··· RECORDS FOR THIS TASK ···

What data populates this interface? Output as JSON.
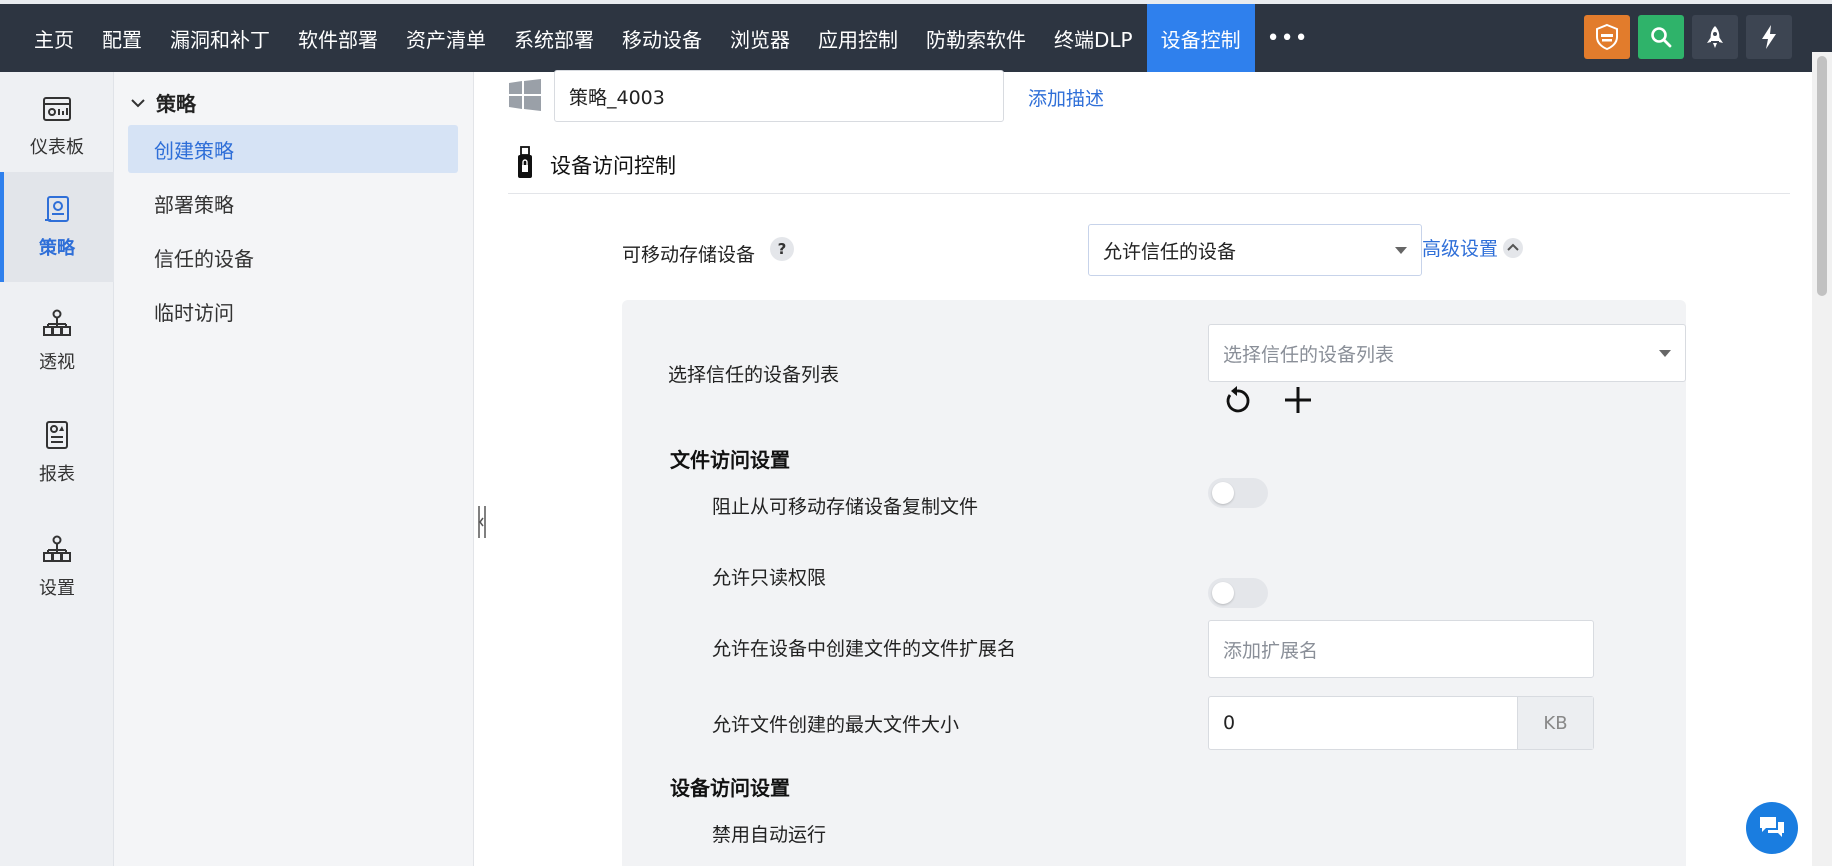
{
  "topnav": {
    "items": [
      "主页",
      "配置",
      "漏洞和补丁",
      "软件部署",
      "资产清单",
      "系统部署",
      "移动设备",
      "浏览器",
      "应用控制",
      "防勒索软件",
      "终端DLP",
      "设备控制"
    ],
    "more": "•••"
  },
  "rail": {
    "items": [
      {
        "label": "仪表板",
        "icon": "dashboard-icon"
      },
      {
        "label": "策略",
        "icon": "policy-icon"
      },
      {
        "label": "透视",
        "icon": "insight-icon"
      },
      {
        "label": "报表",
        "icon": "report-icon"
      },
      {
        "label": "设置",
        "icon": "settings-icon"
      }
    ]
  },
  "subside": {
    "group": "策略",
    "links": [
      "创建策略",
      "部署策略",
      "信任的设备",
      "临时访问"
    ]
  },
  "main": {
    "policy_name": "策略_4003",
    "add_description": "添加描述",
    "section_title": "设备访问控制",
    "removable_label": "可移动存储设备",
    "help": "?",
    "removable_value": "允许信任的设备",
    "advanced": "高级设置",
    "trusted_list_label": "选择信任的设备列表",
    "trusted_list_placeholder": "选择信任的设备列表",
    "file_access_title": "文件访问设置",
    "block_copy_label": "阻止从可移动存储设备复制文件",
    "readonly_label": "允许只读权限",
    "extension_label": "允许在设备中创建文件的文件扩展名",
    "extension_placeholder": "添加扩展名",
    "maxsize_label": "允许文件创建的最大文件大小",
    "maxsize_value": "0",
    "maxsize_unit": "KB",
    "device_access_title": "设备访问设置",
    "autorun_label": "禁用自动运行"
  },
  "toggles": {
    "block_copy": false,
    "readonly": false,
    "autorun": true
  },
  "colors": {
    "topnav_bg": "#2d3541",
    "active_blue": "#2f80ed",
    "link_blue": "#2f6fd8",
    "shield_orange": "#e27c2c",
    "search_green": "#2fb36a"
  }
}
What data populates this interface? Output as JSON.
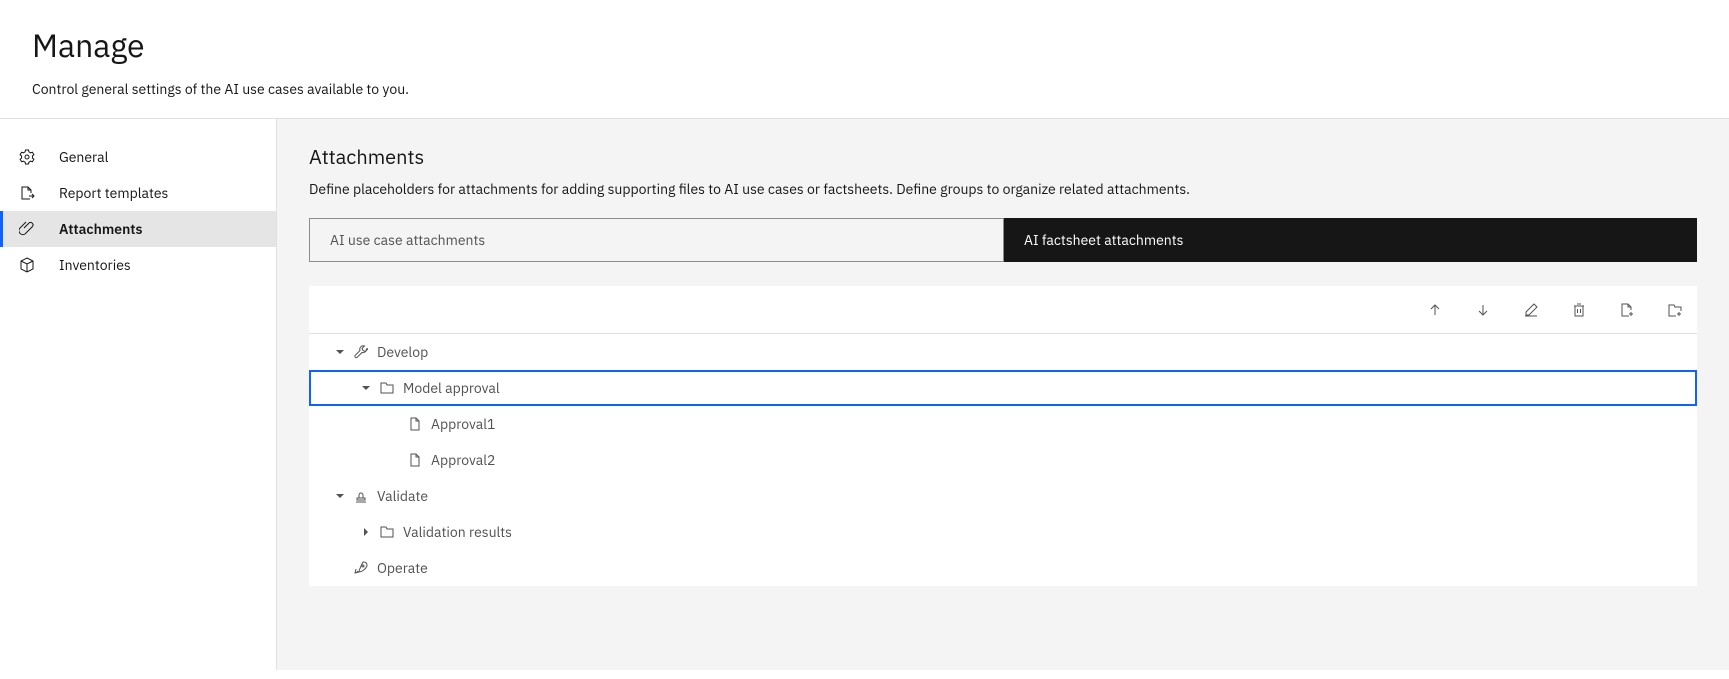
{
  "header": {
    "title": "Manage",
    "subtitle": "Control general settings of the AI use cases available to you."
  },
  "sidebar": {
    "items": [
      {
        "label": "General"
      },
      {
        "label": "Report templates"
      },
      {
        "label": "Attachments"
      },
      {
        "label": "Inventories"
      }
    ]
  },
  "main": {
    "title": "Attachments",
    "description": "Define placeholders for attachments for adding supporting files to AI use cases or factsheets. Define groups to organize related attachments.",
    "tabs": [
      {
        "label": "AI use case attachments"
      },
      {
        "label": "AI factsheet attachments"
      }
    ],
    "tree": {
      "develop": "Develop",
      "model_approval": "Model approval",
      "approval1": "Approval1",
      "approval2": "Approval2",
      "validate": "Validate",
      "validation_results": "Validation results",
      "operate": "Operate"
    }
  }
}
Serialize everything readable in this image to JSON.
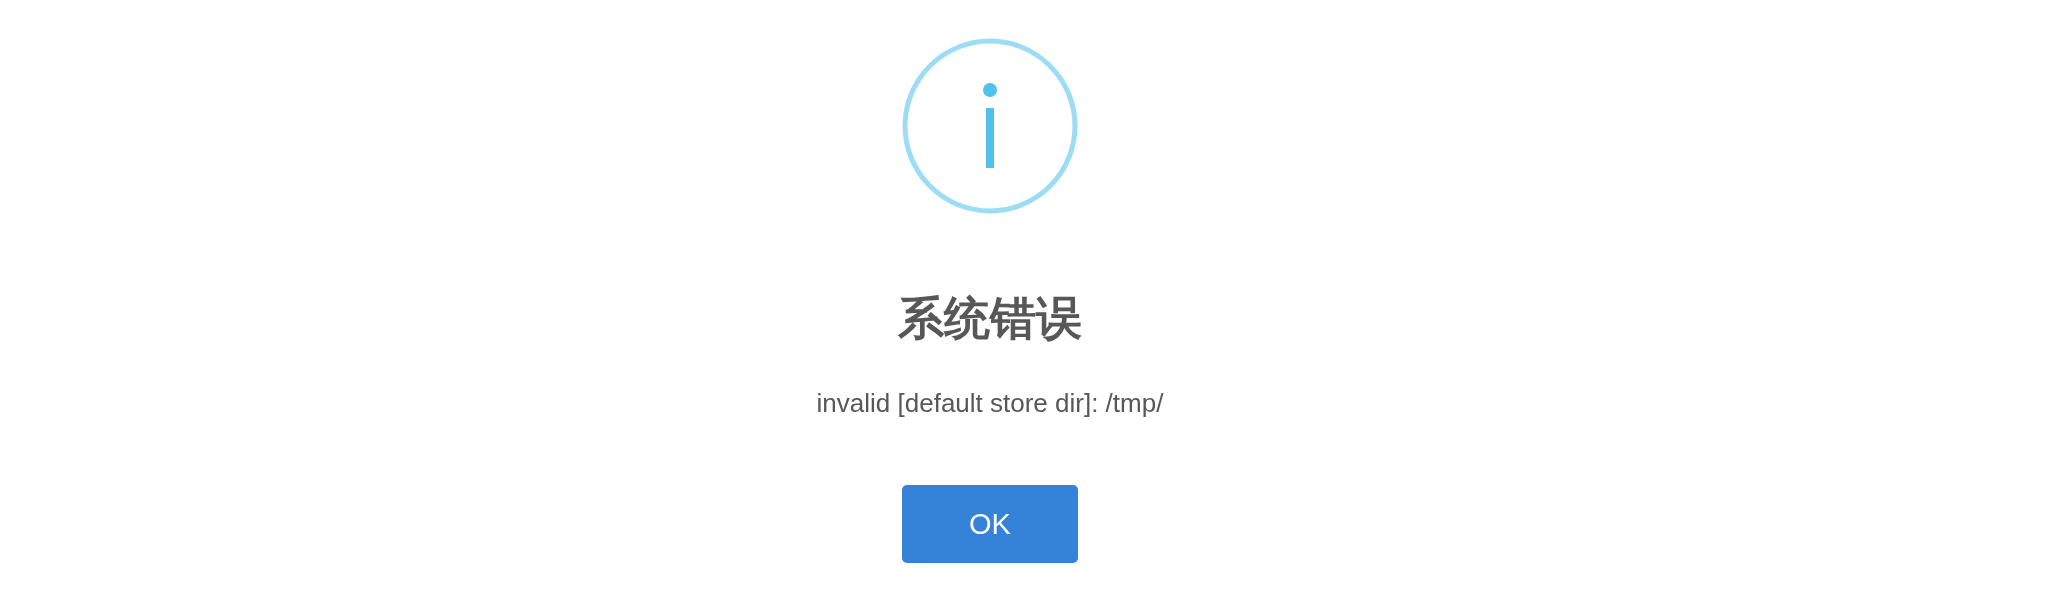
{
  "dialog": {
    "kind": "info",
    "title": "系统错误",
    "message": "invalid [default store dir]: /tmp/",
    "buttons": [
      {
        "label": "OK"
      }
    ]
  }
}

···

▶ _WORK INSTRUCTIONS_:
Only the lines from the one containing "Serialize everything readable" through the last line of the data belong in the copy, both included and reproduced exactly. Pictures do not.

▶ _FULL RESPONSE_:
Serialize everything readable in this image to JSON.
{
  "dialog": {
    "kind": "info",
    "title": "系统错误",
    "message": "invalid [default store dir]: /tmp/",
    "buttons": [
      {
        "label": "OK"
      }
    ]
  }
}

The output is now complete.